§ **Directions for this task**
Can you edit the entries below so that every "pressure-label" becomes "isobar-label" and everything else stays the same? Leave the pictures out of your answer.
++++ Data extract
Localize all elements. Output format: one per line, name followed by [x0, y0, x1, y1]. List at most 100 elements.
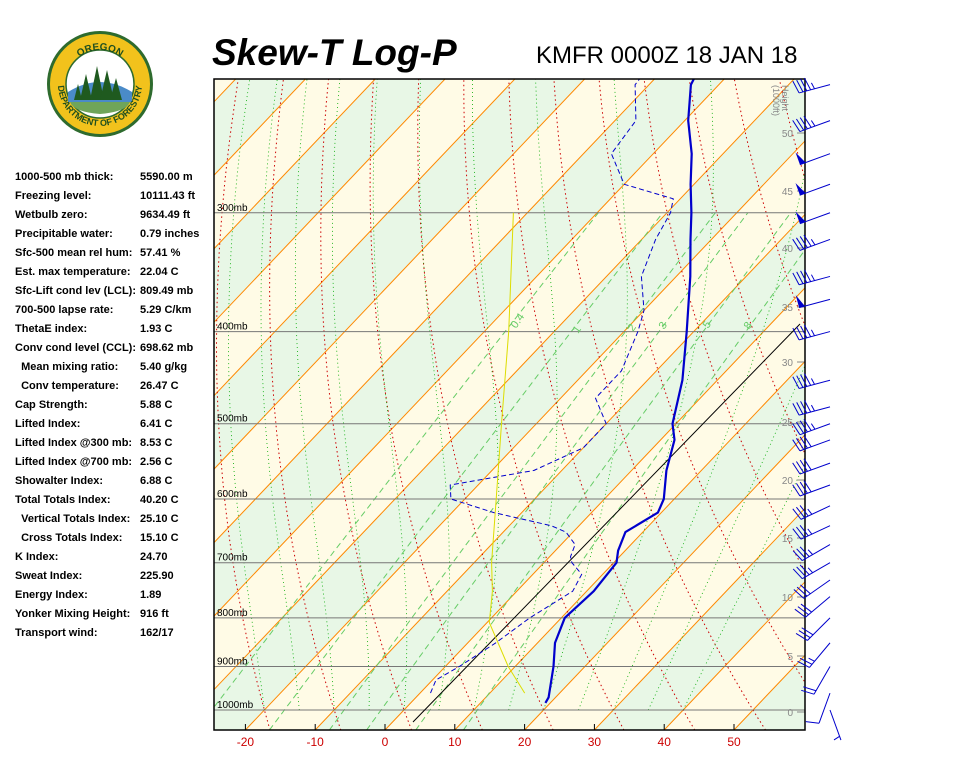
wind-barb-feather [799, 657, 813, 665]
height-tick-label: 25 [782, 418, 794, 429]
index-row: Conv cond level (CCL): 698.62 mb [15, 340, 215, 359]
mixing-ratio-label: 1 [571, 324, 584, 336]
wind-barb-feather [803, 435, 812, 448]
wind-barb-half-feather [810, 82, 815, 90]
wind-barb-staff [809, 642, 831, 668]
wind-barb-feather [796, 483, 805, 495]
x-tick-label: 20 [518, 735, 532, 749]
index-row: Mean mixing ratio: 5.40 g/kg [15, 359, 215, 378]
index-row: K Index: 24.70 [15, 549, 215, 568]
wind-barb-feather [794, 608, 806, 618]
index-label: 700-500 lapse rate: [15, 304, 114, 316]
reference-diagonal [412, 323, 801, 723]
index-row: Conv temperature: 26.47 C [15, 378, 215, 397]
mixing-ratio-label: 3 [657, 320, 670, 332]
moist-adiabat [647, 364, 805, 711]
wind-barb-feather [792, 528, 802, 540]
height-tick-label: 30 [782, 358, 794, 369]
wind-barb-feather [796, 237, 805, 250]
pressure-label: 400mb [217, 322, 248, 333]
wind-barb-feather [800, 325, 808, 339]
wind-barb-feather [799, 117, 808, 130]
wind-barb-feather [800, 270, 808, 283]
height-tick-label: 35 [782, 303, 794, 314]
wind-barb-feather [792, 376, 800, 389]
index-value: 40.20 C [140, 494, 179, 506]
wind-barb [829, 709, 842, 741]
wind-barb-feather [803, 234, 812, 247]
wind-barb [792, 419, 831, 436]
wind-barb [792, 480, 831, 497]
wind-barb-feather [796, 402, 804, 415]
dry-adiabat [955, 66, 960, 731]
index-row: Lifted Index @700 mb: 2.56 C [15, 454, 215, 473]
index-value: 22.04 C [140, 266, 179, 278]
pressure-label: 700mb [217, 553, 248, 564]
wind-barb-staff [799, 484, 831, 497]
wind-barb-half-feather [807, 549, 814, 555]
wind-barb-feather [796, 326, 804, 340]
wind-barb-staff [805, 596, 831, 618]
isotherm-band [214, 79, 805, 730]
wind-barb-feather [800, 603, 812, 613]
wind-barb-staff [813, 666, 831, 695]
index-row: Vertical Totals Index: 25.10 C [15, 511, 215, 530]
index-label: ThetaE index: [15, 323, 88, 335]
height-tick-label: 10 [782, 593, 794, 604]
wind-barb [795, 211, 831, 225]
wind-barb-half-feather [810, 239, 816, 246]
stability-indices-panel: 1000-500 mb thick: 5590.00 m Freezing leve… [15, 169, 215, 644]
index-label: Precipitable water: [15, 228, 113, 240]
index-label: Showalter Index: [15, 475, 104, 487]
isotherm-line [454, 360, 805, 730]
wind-barb-staff [800, 525, 831, 540]
x-tick-label: 40 [658, 735, 672, 749]
svg-text:OREGON: OREGON [75, 42, 125, 60]
height-tick-label: 45 [782, 187, 794, 198]
wind-barb [792, 373, 831, 389]
wind-barb-feather [803, 480, 812, 493]
wind-barb-half-feather [810, 404, 815, 412]
isotherm-line [214, 79, 237, 103]
oregon-forestry-logo: OREGON DEPARTMENT OF FORESTRY [47, 31, 153, 137]
wind-barb-feather [803, 419, 812, 431]
wind-barb-feather [796, 375, 804, 388]
index-value: 916 ft [140, 608, 169, 620]
wind-barb-feather [805, 721, 820, 724]
wind-barb-staff [807, 617, 831, 641]
mixing-ratio-label: 5 [701, 319, 714, 331]
wind-barb-feather [796, 586, 808, 597]
wind-barbs [792, 77, 842, 741]
wind-barb [794, 596, 831, 618]
wind-barb-flag [795, 182, 806, 196]
index-value: 57.41 % [140, 247, 181, 259]
x-tick-label: 0 [382, 735, 389, 749]
wind-barb [792, 400, 831, 416]
wind-barb-feather [792, 484, 801, 497]
wind-barb-feather [796, 506, 806, 518]
index-label: Lifted Index @700 mb: [15, 456, 133, 468]
pressure-label: 500mb [217, 414, 248, 425]
height-axis-label: Height [780, 85, 790, 112]
index-label: Mean mixing ratio: [15, 361, 119, 373]
x-tick-label: 30 [588, 735, 602, 749]
dry-adiabat [598, 79, 805, 684]
index-value: 6.88 C [140, 475, 173, 487]
wind-barb-feather [792, 423, 801, 435]
wind-barb-staff [802, 544, 831, 562]
index-row: Sweat Index: 225.90 [15, 568, 215, 587]
wind-barb-feather [792, 238, 801, 251]
pressure-label: 900mb [217, 656, 248, 667]
wind-barb-feather [801, 627, 814, 636]
isotherm-line [214, 79, 656, 544]
wind-barb [792, 435, 831, 452]
plot-frame [213, 78, 806, 731]
index-value: 162/17 [140, 627, 174, 639]
index-value: 26.47 C [140, 380, 179, 392]
wind-barb [792, 458, 831, 475]
wind-barb-feather [795, 632, 808, 641]
wind-barb-flag [795, 152, 806, 165]
wind-barb [792, 562, 831, 580]
wind-barb [792, 269, 831, 286]
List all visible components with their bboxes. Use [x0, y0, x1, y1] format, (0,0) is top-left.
++++++++
§ **Response to this task**
Localize all elements. Output format: one per line, name followed by [x0, y0, x1, y1]. List at most 100 elements.
wind-barb-feather [799, 657, 813, 665]
height-tick-label: 25 [782, 418, 794, 429]
index-row: Conv cond level (CCL): 698.62 mb [15, 340, 215, 359]
mixing-ratio-label: 1 [571, 324, 584, 336]
wind-barb-feather [803, 435, 812, 448]
wind-barb-half-feather [810, 82, 815, 90]
wind-barb-staff [809, 642, 831, 668]
wind-barb-feather [796, 483, 805, 495]
x-tick-label: 20 [518, 735, 532, 749]
index-row: Mean mixing ratio: 5.40 g/kg [15, 359, 215, 378]
index-row: K Index: 24.70 [15, 549, 215, 568]
wind-barb-feather [794, 608, 806, 618]
index-label: 700-500 lapse rate: [15, 304, 114, 316]
reference-diagonal [412, 323, 801, 723]
index-row: Conv temperature: 26.47 C [15, 378, 215, 397]
mixing-ratio-label: 3 [657, 320, 670, 332]
moist-adiabat [647, 364, 805, 711]
wind-barb-feather [792, 528, 802, 540]
height-tick-label: 30 [782, 358, 794, 369]
wind-barb-feather [796, 237, 805, 250]
isobar-label: 400mb [217, 322, 248, 333]
wind-barb-feather [800, 325, 808, 339]
wind-barb-feather [799, 117, 808, 130]
wind-barb-feather [800, 270, 808, 283]
height-tick-label: 35 [782, 303, 794, 314]
wind-barb-feather [792, 376, 800, 389]
index-value: 40.20 C [140, 494, 179, 506]
wind-barb [829, 709, 842, 741]
wind-barb-feather [803, 234, 812, 247]
wind-barb [792, 419, 831, 436]
wind-barb [792, 480, 831, 497]
wind-barb-feather [796, 402, 804, 415]
dry-adiabat [955, 66, 960, 731]
index-row: Lifted Index @700 mb: 2.56 C [15, 454, 215, 473]
index-value: 22.04 C [140, 266, 179, 278]
isobar-label: 700mb [217, 553, 248, 564]
wind-barb-staff [799, 484, 831, 497]
wind-barb-half-feather [807, 549, 814, 555]
wind-barb-feather [796, 326, 804, 340]
wind-barb-staff [805, 596, 831, 618]
isotherm-band [214, 79, 805, 730]
wind-barb-feather [800, 603, 812, 613]
wind-barb-staff [813, 666, 831, 695]
index-row: Vertical Totals Index: 25.10 C [15, 511, 215, 530]
index-label: ThetaE index: [15, 323, 88, 335]
height-tick-label: 10 [782, 593, 794, 604]
wind-barb [795, 211, 831, 225]
wind-barb-half-feather [810, 239, 816, 246]
stability-indices-panel: 1000-500 mb thick: 5590.00 m Freezing leve… [15, 169, 215, 644]
index-label: Precipitable water: [15, 228, 113, 240]
index-label: Showalter Index: [15, 475, 104, 487]
isotherm-line [454, 360, 805, 730]
wind-barb-staff [800, 525, 831, 540]
x-tick-label: 40 [658, 735, 672, 749]
svg-text:OREGON: OREGON [75, 42, 125, 60]
height-tick-label: 45 [782, 187, 794, 198]
wind-barb [792, 373, 831, 389]
wind-barb-feather [803, 480, 812, 493]
wind-barb-half-feather [810, 404, 815, 412]
isotherm-line [214, 79, 237, 103]
oregon-forestry-logo: OREGON DEPARTMENT OF FORESTRY [47, 31, 153, 137]
wind-barb-feather [803, 419, 812, 431]
wind-barb-feather [796, 375, 804, 388]
index-value: 916 ft [140, 608, 169, 620]
wind-barb-feather [805, 721, 820, 724]
wind-barb-staff [807, 617, 831, 641]
mixing-ratio-label: 5 [701, 319, 714, 331]
wind-barb-feather [796, 586, 808, 597]
wind-barbs [792, 77, 842, 741]
wind-barb [794, 596, 831, 618]
wind-barb-flag [795, 182, 806, 196]
index-value: 57.41 % [140, 247, 181, 259]
x-tick-label: 0 [382, 735, 389, 749]
wind-barb [792, 400, 831, 416]
wind-barb-feather [792, 484, 801, 497]
wind-barb-feather [796, 506, 806, 518]
index-label: Lifted Index @700 mb: [15, 456, 133, 468]
isobar-label: 500mb [217, 414, 248, 425]
height-axis-label: Height [780, 85, 790, 112]
index-label: Mean mixing ratio: [15, 361, 119, 373]
x-tick-label: 30 [588, 735, 602, 749]
dry-adiabat [598, 79, 805, 684]
index-value: 6.88 C [140, 475, 173, 487]
wind-barb-feather [792, 423, 801, 435]
wind-barb-staff [802, 544, 831, 562]
index-row: Sweat Index: 225.90 [15, 568, 215, 587]
wind-barb-feather [792, 238, 801, 251]
isobar-label: 900mb [217, 656, 248, 667]
wind-barb-feather [801, 627, 814, 636]
isotherm-line [214, 79, 656, 544]
wind-barb [792, 435, 831, 452]
plot-frame [213, 78, 806, 731]
index-value: 162/17 [140, 627, 174, 639]
index-value: 26.47 C [140, 380, 179, 392]
wind-barb [792, 458, 831, 475]
wind-barb-feather [795, 632, 808, 641]
wind-barb-flag [795, 152, 806, 165]
wind-barb [792, 562, 831, 580]
wind-barb [792, 269, 831, 286]
List all visible components with their bboxes. Use [x0, y0, x1, y1] format, (0,0) is top-left.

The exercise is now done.